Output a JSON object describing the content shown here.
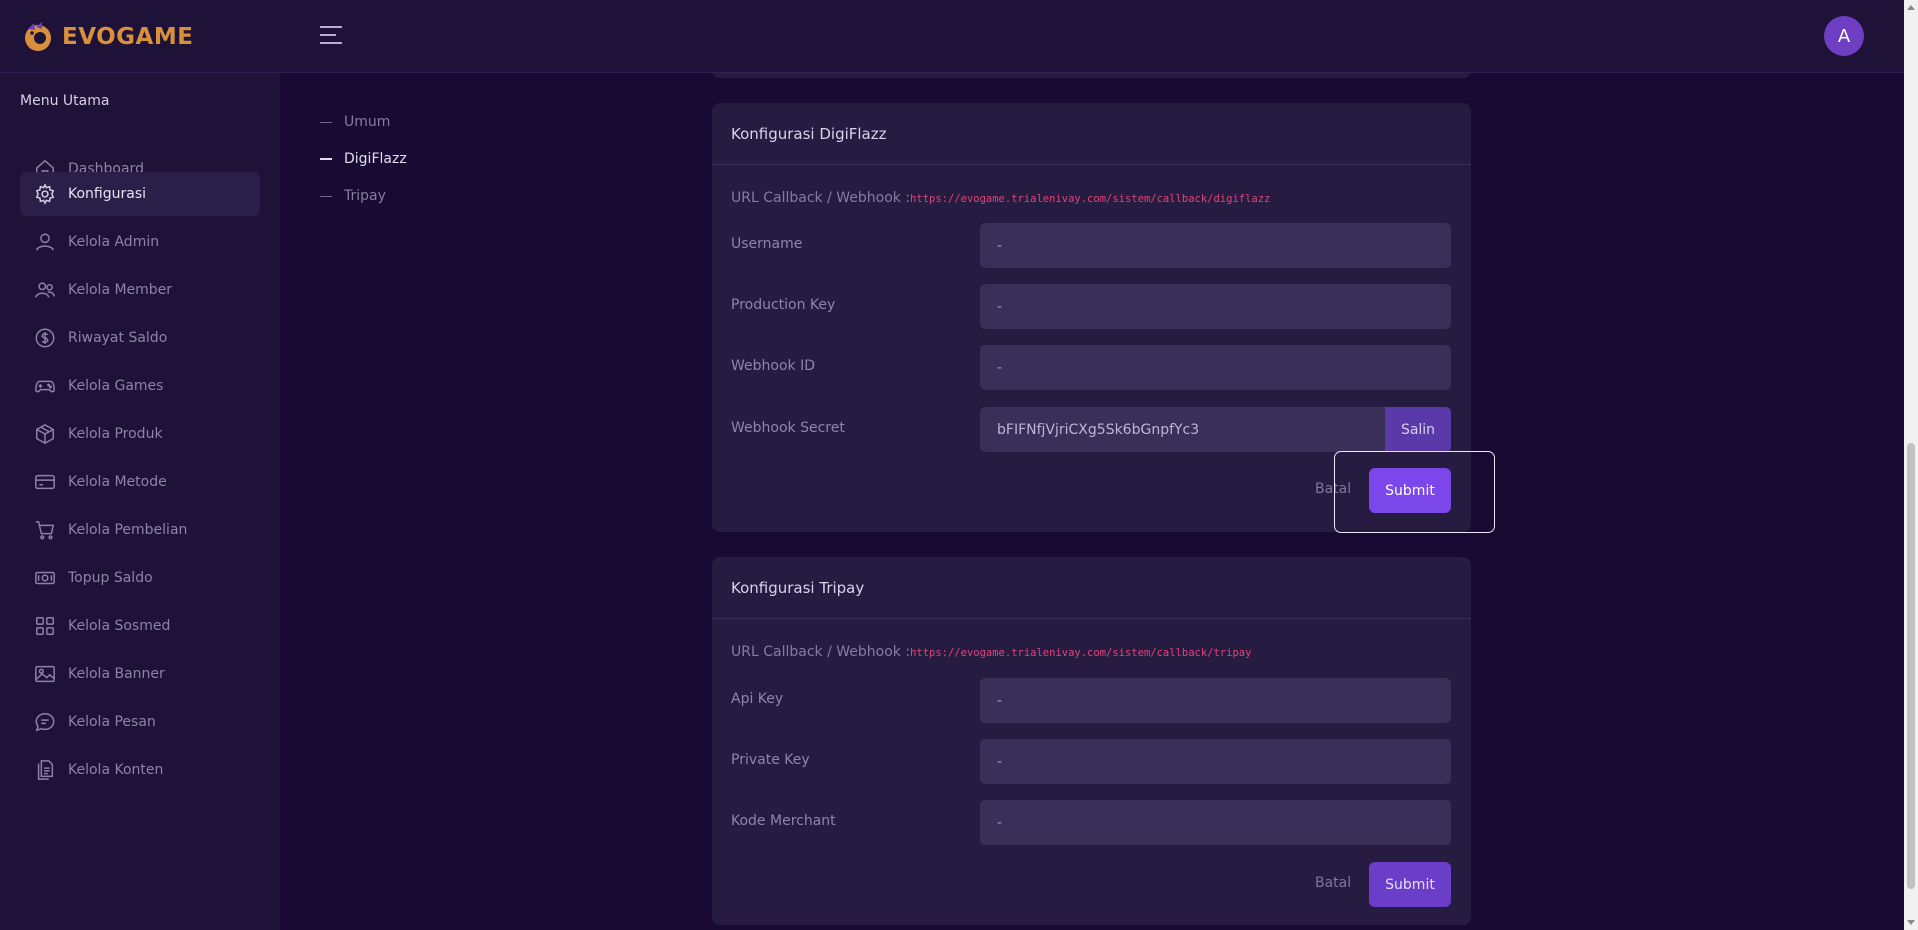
{
  "brand": {
    "name": "EVOGAME",
    "logo_icon": "dragon-logo-icon"
  },
  "header": {
    "avatar_initial": "A",
    "menu_icon": "hamburger-icon"
  },
  "sidebar": {
    "title": "Menu Utama",
    "items": [
      {
        "label": "Dashboard",
        "icon": "home-icon",
        "active": false
      },
      {
        "label": "Konfigurasi",
        "icon": "gear-icon",
        "active": true
      },
      {
        "label": "Kelola Admin",
        "icon": "user-icon",
        "active": false
      },
      {
        "label": "Kelola Member",
        "icon": "users-icon",
        "active": false
      },
      {
        "label": "Riwayat Saldo",
        "icon": "dollar-circle-icon",
        "active": false
      },
      {
        "label": "Kelola Games",
        "icon": "gamepad-icon",
        "active": false
      },
      {
        "label": "Kelola Produk",
        "icon": "box-icon",
        "active": false
      },
      {
        "label": "Kelola Metode",
        "icon": "credit-card-icon",
        "active": false
      },
      {
        "label": "Kelola Pembelian",
        "icon": "cart-icon",
        "active": false
      },
      {
        "label": "Topup Saldo",
        "icon": "money-icon",
        "active": false
      },
      {
        "label": "Kelola Sosmed",
        "icon": "grid-icon",
        "active": false
      },
      {
        "label": "Kelola Banner",
        "icon": "image-icon",
        "active": false
      },
      {
        "label": "Kelola Pesan",
        "icon": "chat-icon",
        "active": false
      },
      {
        "label": "Kelola Konten",
        "icon": "document-icon",
        "active": false
      }
    ]
  },
  "anchor_nav": {
    "items": [
      {
        "label": "Umum",
        "active": false
      },
      {
        "label": "DigiFlazz",
        "active": true
      },
      {
        "label": "Tripay",
        "active": false
      }
    ]
  },
  "digiflazz": {
    "title": "Konfigurasi DigiFlazz",
    "url_label": "URL Callback / Webhook :",
    "url_value": "https://evogame.trialenivay.com/sistem/callback/digiflazz",
    "fields": [
      {
        "label": "Username",
        "value": "-"
      },
      {
        "label": "Production Key",
        "value": "-"
      },
      {
        "label": "Webhook ID",
        "value": "-"
      },
      {
        "label": "Webhook Secret",
        "value": "bFIFNfjVjriCXg5Sk6bGnpfYc3"
      }
    ],
    "copy_label": "Salin",
    "cancel_label": "Batal",
    "submit_label": "Submit"
  },
  "tripay": {
    "title": "Konfigurasi Tripay",
    "url_label": "URL Callback / Webhook :",
    "url_value": "https://evogame.trialenivay.com/sistem/callback/tripay",
    "fields": [
      {
        "label": "Api Key",
        "value": "-"
      },
      {
        "label": "Private Key",
        "value": "-"
      },
      {
        "label": "Kode Merchant",
        "value": "-"
      }
    ],
    "cancel_label": "Batal",
    "submit_label": "Submit"
  },
  "colors": {
    "accent": "#7b46ea",
    "background": "#180a33",
    "panel": "#261b40",
    "url": "#e0457a",
    "brand": "#d8903a"
  }
}
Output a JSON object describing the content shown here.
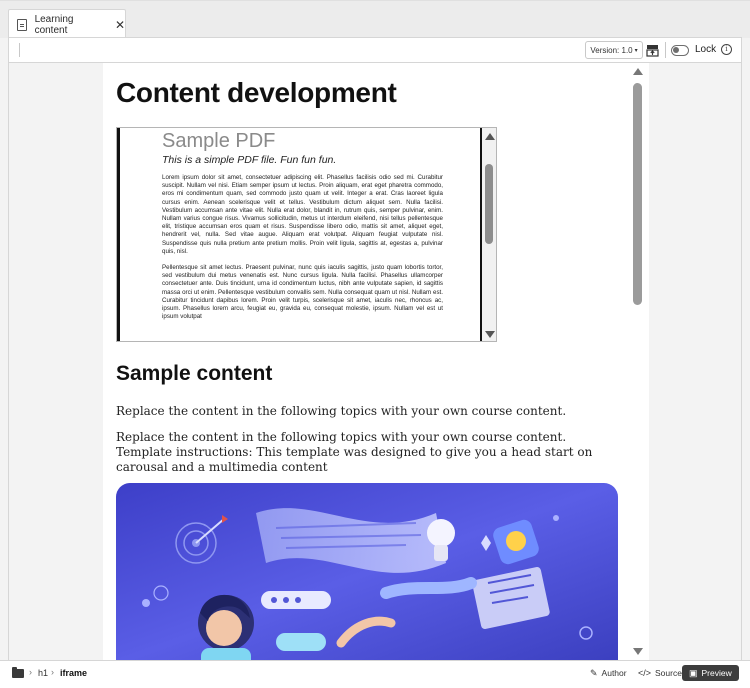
{
  "tab": {
    "label": "Learning content",
    "close": "✕"
  },
  "toolbar": {
    "version_label": "Version: 1.0",
    "lock_label": "Lock",
    "info_glyph": "i"
  },
  "page": {
    "title": "Content development",
    "pdf": {
      "title": "Sample PDF",
      "subtitle": "This is a simple PDF file. Fun fun fun.",
      "paragraph1": "Lorem ipsum dolor sit amet, consectetuer adipiscing elit. Phasellus facilisis odio sed mi. Curabitur suscipit. Nullam vel nisi. Etiam semper ipsum ut lectus. Proin aliquam, erat eget pharetra commodo, eros mi condimentum quam, sed commodo justo quam ut velit. Integer a erat. Cras laoreet ligula cursus enim. Aenean scelerisque velit et tellus. Vestibulum dictum aliquet sem. Nulla facilisi. Vestibulum accumsan ante vitae elit. Nulla erat dolor, blandit in, rutrum quis, semper pulvinar, enim. Nullam varius congue risus. Vivamus sollicitudin, metus ut interdum eleifend, nisi tellus pellentesque elit, tristique accumsan eros quam et risus. Suspendisse libero odio, mattis sit amet, aliquet eget, hendrerit vel, nulla. Sed vitae augue. Aliquam erat volutpat. Aliquam feugiat vulputate nisl. Suspendisse quis nulla pretium ante pretium mollis. Proin velit ligula, sagittis at, egestas a, pulvinar quis, nisl.",
      "paragraph2": "Pellentesque sit amet lectus. Praesent pulvinar, nunc quis iaculis sagittis, justo quam lobortis tortor, sed vestibulum dui metus venenatis est. Nunc cursus ligula. Nulla facilisi. Phasellus ullamcorper consectetuer ante. Duis tincidunt, urna id condimentum luctus, nibh ante vulputate sapien, id sagittis massa orci ut enim. Pellentesque vestibulum convallis sem. Nulla consequat quam ut nisl. Nullam est. Curabitur tincidunt dapibus lorem. Proin velit turpis, scelerisque sit amet, iaculis nec, rhoncus ac, ipsum. Phasellus lorem arcu, feugiat eu, gravida eu, consequat molestie, ipsum. Nullam vel est ut ipsum volutpat"
    },
    "section_heading": "Sample content",
    "body1": "Replace the content in the following topics with your own course content.",
    "body2": "Replace the content in the following topics with your own course content. Template instructions: This template was designed to give you a head start on carousal and a multimedia content"
  },
  "statusbar": {
    "breadcrumb": [
      "h1",
      "iframe"
    ],
    "author_label": "Author",
    "source_label": "Source",
    "preview_label": "Preview"
  },
  "colors": {
    "accent_dark": "#3d3d3d",
    "illustration_blue": "#4b4fd8"
  }
}
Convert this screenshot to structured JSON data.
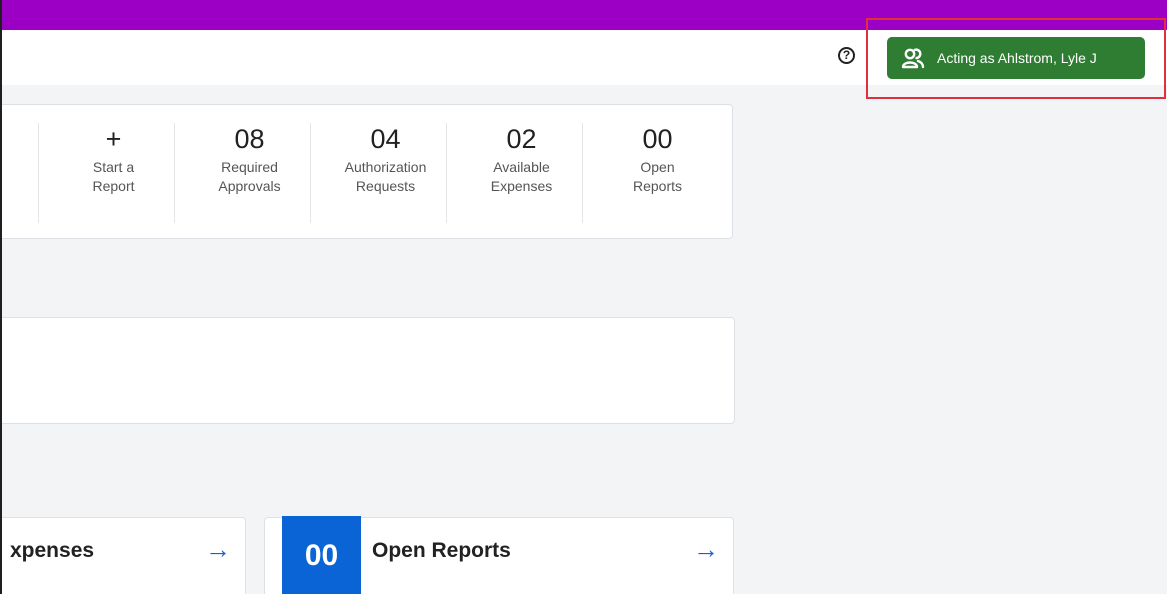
{
  "header": {
    "help_glyph": "?",
    "acting_as_label": "Acting as Ahlstrom, Lyle J"
  },
  "quick_stats": [
    {
      "value": "+",
      "line1": "Start a",
      "line2": "Report"
    },
    {
      "value": "08",
      "line1": "Required",
      "line2": "Approvals"
    },
    {
      "value": "04",
      "line1": "Authorization",
      "line2": "Requests"
    },
    {
      "value": "02",
      "line1": "Available",
      "line2": "Expenses"
    },
    {
      "value": "00",
      "line1": "Open",
      "line2": "Reports"
    }
  ],
  "tiles": [
    {
      "title": "xpenses",
      "arrow": "→"
    },
    {
      "count": "00",
      "title": "Open Reports",
      "arrow": "→"
    }
  ],
  "colors": {
    "top_bar": "#9b00c4",
    "acting_button": "#2f7d32",
    "highlight": "#e0303b",
    "badge": "#0a64d6",
    "arrow": "#1a5ce8",
    "page_background": "#f3f4f6"
  },
  "icons": {
    "help": "question-circle-icon",
    "acting": "users-icon",
    "arrow": "arrow-right-icon"
  }
}
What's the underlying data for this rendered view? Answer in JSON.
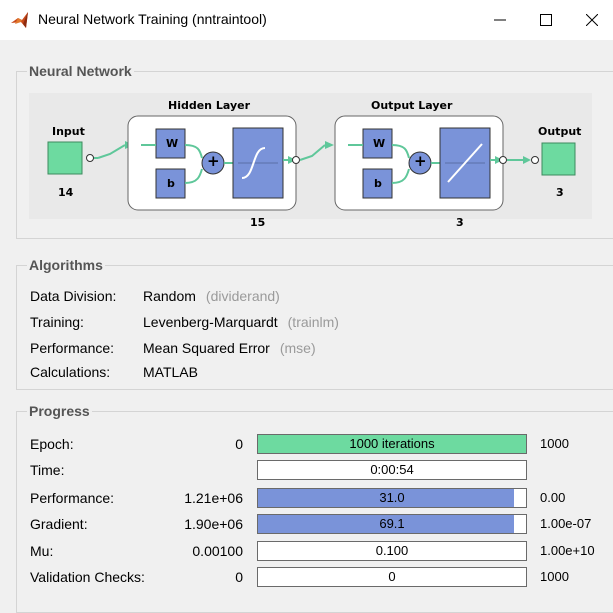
{
  "window": {
    "title": "Neural Network Training (nntraintool)",
    "icon": "matlab-logo-icon",
    "controls": [
      "minimize-icon",
      "maximize-icon",
      "close-icon"
    ]
  },
  "neural_network": {
    "section_title": "Neural Network",
    "input": {
      "label": "Input",
      "size": "14"
    },
    "hidden_layer": {
      "label": "Hidden Layer",
      "weight": "W",
      "bias": "b",
      "sum": "+",
      "size": "15",
      "transfer": "tansig-curve-icon"
    },
    "output_layer": {
      "label": "Output Layer",
      "weight": "W",
      "bias": "b",
      "sum": "+",
      "size": "3",
      "transfer": "linear-curve-icon"
    },
    "output": {
      "label": "Output",
      "size": "3"
    }
  },
  "algorithms": {
    "section_title": "Algorithms",
    "rows": [
      {
        "label": "Data Division:",
        "value": "Random",
        "fn": "(dividerand)"
      },
      {
        "label": "Training:",
        "value": "Levenberg-Marquardt",
        "fn": "(trainlm)"
      },
      {
        "label": "Performance:",
        "value": "Mean Squared Error",
        "fn": "(mse)"
      },
      {
        "label": "Calculations:",
        "value": "MATLAB",
        "fn": ""
      }
    ]
  },
  "progress": {
    "section_title": "Progress",
    "rows": [
      {
        "label": "Epoch:",
        "start": "0",
        "current": "1000 iterations",
        "end": "1000",
        "fill": 1.0,
        "fill_color": "#6ddaa0"
      },
      {
        "label": "Time:",
        "start": "",
        "current": "0:00:54",
        "end": "",
        "fill": 0.0,
        "fill_color": "#7a93d9"
      },
      {
        "label": "Performance:",
        "start": "1.21e+06",
        "current": "31.0",
        "end": "0.00",
        "fill": 0.955,
        "fill_color": "#7a93d9"
      },
      {
        "label": "Gradient:",
        "start": "1.90e+06",
        "current": "69.1",
        "end": "1.00e-07",
        "fill": 0.955,
        "fill_color": "#7a93d9"
      },
      {
        "label": "Mu:",
        "start": "0.00100",
        "current": "0.100",
        "end": "1.00e+10",
        "fill": 0.0,
        "fill_color": "#7a93d9"
      },
      {
        "label": "Validation Checks:",
        "start": "0",
        "current": "0",
        "end": "1000",
        "fill": 0.0,
        "fill_color": "#7a93d9"
      }
    ]
  },
  "colors": {
    "green_node": "#6ddaa0",
    "connector_green": "#5fc79a",
    "weight_block": "#7a93d9",
    "layer_box_fill": "#ffffff",
    "diagram_bg": "#e9e9e9"
  }
}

-- -- --

§ **Task description**:
Copy out each line of the data where the string "current" appears.

§ **Output for this task**:
        "current": "1000 iterations",
        "current": "0:00:54",
        "current": "31.0",
        "current": "69.1",
        "current": "0.100",
        "current": "0",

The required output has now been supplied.